For each line below that contains the string "Illuminance", copy that line.

* _SUPPLIED DATA_:
+---+

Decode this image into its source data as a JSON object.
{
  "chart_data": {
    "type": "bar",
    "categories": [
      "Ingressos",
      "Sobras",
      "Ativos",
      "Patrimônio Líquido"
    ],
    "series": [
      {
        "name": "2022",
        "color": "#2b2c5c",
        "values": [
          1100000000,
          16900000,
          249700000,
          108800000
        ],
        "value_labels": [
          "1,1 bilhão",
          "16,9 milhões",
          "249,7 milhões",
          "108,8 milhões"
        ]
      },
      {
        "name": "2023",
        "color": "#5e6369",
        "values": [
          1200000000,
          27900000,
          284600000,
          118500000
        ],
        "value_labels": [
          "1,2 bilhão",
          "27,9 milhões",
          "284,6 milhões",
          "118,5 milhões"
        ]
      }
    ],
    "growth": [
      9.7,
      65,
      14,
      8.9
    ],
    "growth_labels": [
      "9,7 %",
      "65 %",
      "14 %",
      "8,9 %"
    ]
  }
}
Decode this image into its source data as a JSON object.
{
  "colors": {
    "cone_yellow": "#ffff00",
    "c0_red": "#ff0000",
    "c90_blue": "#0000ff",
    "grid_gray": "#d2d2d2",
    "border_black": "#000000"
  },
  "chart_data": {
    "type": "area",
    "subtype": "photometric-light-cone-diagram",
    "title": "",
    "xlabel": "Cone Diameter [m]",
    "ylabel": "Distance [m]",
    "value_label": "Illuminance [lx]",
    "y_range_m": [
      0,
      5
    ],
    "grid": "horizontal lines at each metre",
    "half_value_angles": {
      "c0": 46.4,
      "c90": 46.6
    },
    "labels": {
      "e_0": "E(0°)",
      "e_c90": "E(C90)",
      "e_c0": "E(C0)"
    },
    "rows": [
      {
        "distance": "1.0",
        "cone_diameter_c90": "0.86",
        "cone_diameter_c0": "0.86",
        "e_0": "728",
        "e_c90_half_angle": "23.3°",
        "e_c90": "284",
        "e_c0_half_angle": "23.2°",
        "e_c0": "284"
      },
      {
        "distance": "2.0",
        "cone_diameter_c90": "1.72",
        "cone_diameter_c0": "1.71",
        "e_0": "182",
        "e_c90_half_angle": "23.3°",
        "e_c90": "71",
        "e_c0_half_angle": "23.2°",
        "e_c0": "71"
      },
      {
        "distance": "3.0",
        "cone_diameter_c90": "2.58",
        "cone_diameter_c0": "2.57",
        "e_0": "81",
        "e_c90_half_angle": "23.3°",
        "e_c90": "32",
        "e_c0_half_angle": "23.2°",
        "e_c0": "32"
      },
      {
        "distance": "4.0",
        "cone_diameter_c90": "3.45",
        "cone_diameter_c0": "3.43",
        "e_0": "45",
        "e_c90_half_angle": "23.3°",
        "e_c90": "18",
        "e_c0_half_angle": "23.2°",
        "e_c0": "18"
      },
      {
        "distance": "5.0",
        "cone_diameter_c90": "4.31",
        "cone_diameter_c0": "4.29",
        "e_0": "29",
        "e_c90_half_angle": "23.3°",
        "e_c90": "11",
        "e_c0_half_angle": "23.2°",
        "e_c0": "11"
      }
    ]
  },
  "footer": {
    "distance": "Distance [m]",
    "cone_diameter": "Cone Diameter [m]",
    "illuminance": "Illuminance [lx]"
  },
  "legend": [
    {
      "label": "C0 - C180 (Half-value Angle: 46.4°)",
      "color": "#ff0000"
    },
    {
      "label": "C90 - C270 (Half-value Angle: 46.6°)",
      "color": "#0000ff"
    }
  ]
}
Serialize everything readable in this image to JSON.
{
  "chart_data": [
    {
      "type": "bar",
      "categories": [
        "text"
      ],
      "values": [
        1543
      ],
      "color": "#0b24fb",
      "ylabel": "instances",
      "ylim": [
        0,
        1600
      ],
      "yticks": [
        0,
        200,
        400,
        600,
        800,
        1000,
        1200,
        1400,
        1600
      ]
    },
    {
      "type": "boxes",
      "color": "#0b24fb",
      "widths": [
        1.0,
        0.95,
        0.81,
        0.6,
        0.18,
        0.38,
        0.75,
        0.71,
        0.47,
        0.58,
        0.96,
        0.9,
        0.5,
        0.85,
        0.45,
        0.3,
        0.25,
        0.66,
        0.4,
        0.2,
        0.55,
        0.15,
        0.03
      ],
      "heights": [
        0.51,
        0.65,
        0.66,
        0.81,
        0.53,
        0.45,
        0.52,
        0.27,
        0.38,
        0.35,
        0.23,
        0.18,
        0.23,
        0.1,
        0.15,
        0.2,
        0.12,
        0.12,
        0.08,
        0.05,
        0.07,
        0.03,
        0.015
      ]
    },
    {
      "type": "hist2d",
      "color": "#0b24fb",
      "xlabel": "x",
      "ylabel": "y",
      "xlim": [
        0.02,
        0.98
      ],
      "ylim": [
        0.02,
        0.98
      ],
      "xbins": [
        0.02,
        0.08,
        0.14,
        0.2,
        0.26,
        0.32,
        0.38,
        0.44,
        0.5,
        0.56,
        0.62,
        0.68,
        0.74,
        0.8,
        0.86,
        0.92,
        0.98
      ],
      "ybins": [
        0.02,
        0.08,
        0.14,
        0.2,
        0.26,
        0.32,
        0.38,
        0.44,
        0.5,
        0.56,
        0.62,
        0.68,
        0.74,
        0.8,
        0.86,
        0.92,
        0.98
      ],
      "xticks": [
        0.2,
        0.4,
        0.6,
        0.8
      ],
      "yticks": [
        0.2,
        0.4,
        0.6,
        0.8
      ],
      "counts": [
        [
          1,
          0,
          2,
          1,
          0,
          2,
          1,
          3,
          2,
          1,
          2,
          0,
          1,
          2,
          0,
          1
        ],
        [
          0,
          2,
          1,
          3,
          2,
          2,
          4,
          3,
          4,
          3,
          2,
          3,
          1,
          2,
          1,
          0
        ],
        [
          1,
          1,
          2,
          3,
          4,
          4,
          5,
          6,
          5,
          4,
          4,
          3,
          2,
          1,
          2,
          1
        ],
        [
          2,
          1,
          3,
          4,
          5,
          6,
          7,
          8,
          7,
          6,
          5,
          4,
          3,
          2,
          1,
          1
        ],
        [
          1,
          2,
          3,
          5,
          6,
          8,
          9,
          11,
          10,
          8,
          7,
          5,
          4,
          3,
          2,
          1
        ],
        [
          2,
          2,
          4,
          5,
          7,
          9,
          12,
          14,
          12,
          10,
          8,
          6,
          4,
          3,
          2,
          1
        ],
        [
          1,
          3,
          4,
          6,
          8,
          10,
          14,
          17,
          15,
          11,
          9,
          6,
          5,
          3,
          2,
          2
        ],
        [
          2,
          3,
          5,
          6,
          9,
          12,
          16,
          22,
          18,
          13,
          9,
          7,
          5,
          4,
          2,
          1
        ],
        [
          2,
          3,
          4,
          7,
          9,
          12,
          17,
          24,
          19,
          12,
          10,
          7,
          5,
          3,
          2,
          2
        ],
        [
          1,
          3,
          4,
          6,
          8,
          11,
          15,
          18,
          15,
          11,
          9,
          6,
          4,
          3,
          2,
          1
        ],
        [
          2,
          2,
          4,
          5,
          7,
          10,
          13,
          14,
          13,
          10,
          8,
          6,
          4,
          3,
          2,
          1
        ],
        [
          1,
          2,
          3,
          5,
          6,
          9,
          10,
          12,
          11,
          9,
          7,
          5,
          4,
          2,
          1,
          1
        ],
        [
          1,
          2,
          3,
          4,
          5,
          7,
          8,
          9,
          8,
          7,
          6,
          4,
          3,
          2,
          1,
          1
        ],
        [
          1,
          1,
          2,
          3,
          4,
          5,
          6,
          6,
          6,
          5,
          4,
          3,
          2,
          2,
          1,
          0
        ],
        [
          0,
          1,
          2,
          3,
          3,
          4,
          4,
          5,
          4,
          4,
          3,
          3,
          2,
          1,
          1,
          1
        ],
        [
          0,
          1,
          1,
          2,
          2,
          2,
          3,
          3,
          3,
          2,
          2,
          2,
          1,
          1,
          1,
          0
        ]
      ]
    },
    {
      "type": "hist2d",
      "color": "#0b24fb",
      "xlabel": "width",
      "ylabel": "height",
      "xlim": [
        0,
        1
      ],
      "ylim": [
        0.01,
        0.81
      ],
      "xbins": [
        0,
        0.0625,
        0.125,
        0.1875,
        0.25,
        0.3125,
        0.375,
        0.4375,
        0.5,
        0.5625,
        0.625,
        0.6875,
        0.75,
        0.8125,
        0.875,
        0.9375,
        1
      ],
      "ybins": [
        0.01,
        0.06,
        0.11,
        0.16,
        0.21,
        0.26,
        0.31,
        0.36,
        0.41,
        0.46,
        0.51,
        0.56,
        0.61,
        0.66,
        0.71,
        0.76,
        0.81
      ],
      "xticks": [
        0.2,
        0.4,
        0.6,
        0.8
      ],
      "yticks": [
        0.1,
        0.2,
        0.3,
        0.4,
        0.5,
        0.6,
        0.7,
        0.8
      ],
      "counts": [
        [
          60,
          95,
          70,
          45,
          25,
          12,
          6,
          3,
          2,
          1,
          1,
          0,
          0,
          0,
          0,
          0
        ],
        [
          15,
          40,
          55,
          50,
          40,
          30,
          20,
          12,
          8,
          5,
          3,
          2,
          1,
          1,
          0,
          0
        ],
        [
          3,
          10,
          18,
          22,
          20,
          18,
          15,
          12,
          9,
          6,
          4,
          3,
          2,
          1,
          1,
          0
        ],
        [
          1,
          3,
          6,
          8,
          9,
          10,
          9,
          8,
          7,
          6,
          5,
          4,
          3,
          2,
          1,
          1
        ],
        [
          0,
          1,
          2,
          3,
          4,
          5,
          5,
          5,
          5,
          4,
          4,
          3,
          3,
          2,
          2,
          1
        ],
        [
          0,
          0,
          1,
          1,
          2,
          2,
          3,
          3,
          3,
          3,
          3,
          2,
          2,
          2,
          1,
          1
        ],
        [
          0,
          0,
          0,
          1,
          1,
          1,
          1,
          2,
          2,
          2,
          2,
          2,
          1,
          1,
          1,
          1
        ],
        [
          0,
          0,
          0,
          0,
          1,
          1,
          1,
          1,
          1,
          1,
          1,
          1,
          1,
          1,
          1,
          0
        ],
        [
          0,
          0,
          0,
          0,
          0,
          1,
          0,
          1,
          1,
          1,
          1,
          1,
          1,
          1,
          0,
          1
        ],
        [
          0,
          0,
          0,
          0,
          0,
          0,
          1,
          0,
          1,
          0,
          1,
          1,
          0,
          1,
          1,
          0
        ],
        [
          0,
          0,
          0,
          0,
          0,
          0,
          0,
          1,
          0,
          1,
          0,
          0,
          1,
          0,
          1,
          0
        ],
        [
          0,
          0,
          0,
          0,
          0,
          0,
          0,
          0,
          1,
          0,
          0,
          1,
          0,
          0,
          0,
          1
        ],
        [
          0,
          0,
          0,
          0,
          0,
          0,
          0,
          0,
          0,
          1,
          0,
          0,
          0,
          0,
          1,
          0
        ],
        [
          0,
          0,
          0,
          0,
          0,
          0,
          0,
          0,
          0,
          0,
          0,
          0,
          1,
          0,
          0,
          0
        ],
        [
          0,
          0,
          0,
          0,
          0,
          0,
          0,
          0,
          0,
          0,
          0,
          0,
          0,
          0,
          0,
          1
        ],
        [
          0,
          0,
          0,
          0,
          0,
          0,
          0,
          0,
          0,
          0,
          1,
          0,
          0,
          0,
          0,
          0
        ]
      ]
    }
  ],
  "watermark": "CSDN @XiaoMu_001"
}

+---+

* _ANSWER TO THE TASK_:
    "value_label": "Illuminance [lx]",
    "illuminance": "Illuminance [lx]"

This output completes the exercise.